■ **Direction**
All of the data must be printed exactly; please include every line.

[Stored items]
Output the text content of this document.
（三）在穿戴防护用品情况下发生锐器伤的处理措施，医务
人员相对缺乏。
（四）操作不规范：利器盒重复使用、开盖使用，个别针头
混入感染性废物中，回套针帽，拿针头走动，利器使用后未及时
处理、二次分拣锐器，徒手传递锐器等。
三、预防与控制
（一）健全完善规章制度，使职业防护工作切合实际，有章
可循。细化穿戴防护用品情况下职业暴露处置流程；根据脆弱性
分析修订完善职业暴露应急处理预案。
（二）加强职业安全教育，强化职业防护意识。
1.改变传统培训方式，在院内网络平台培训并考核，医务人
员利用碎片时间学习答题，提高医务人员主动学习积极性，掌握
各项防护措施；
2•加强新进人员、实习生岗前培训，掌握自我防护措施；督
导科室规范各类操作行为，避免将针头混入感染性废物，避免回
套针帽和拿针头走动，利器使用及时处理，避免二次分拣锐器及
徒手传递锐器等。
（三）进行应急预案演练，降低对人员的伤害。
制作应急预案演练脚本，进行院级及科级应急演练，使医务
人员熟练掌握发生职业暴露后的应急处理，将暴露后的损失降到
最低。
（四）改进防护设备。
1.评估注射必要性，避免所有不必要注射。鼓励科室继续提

■ **Answer to this exercise**
Output the text content of this document.
（三）在穿戴防护用品情况下发生锐器伤的处理措施，医务
人员相对缺乏。
（四）操作不规范：利器盒重复使用、开盖使用，个别针头
混入感染性废物中，回套针帽，拿针头走动，利器使用后未及时
处理、二次分拣锐器，徒手传递锐器等。
三、预防与控制
（一）健全完善规章制度，使职业防护工作切合实际，有章
可循。细化穿戴防护用品情况下职业暴露处置流程；根据脆弱性
分析修订完善职业暴露应急处理预案。
（二）加强职业安全教育，强化职业防护意识。
1.改变传统培训方式，在院内网络平台培训并考核，医务人
员利用碎片时间学习答题，提高医务人员主动学习积极性，掌握
各项防护措施；
2•加强新进人员、实习生岗前培训，掌握自我防护措施；督
导科室规范各类操作行为，避免将针头混入感染性废物，避免回
套针帽和拿针头走动，利器使用及时处理，避免二次分拣锐器及
徒手传递锐器等。
（三）进行应急预案演练，降低对人员的伤害。
制作应急预案演练脚本，进行院级及科级应急演练，使医务
人员熟练掌握发生职业暴露后的应急处理，将暴露后的损失降到
最低。
（四）改进防护设备。
1.评估注射必要性，避免所有不必要注射。鼓励科室继续提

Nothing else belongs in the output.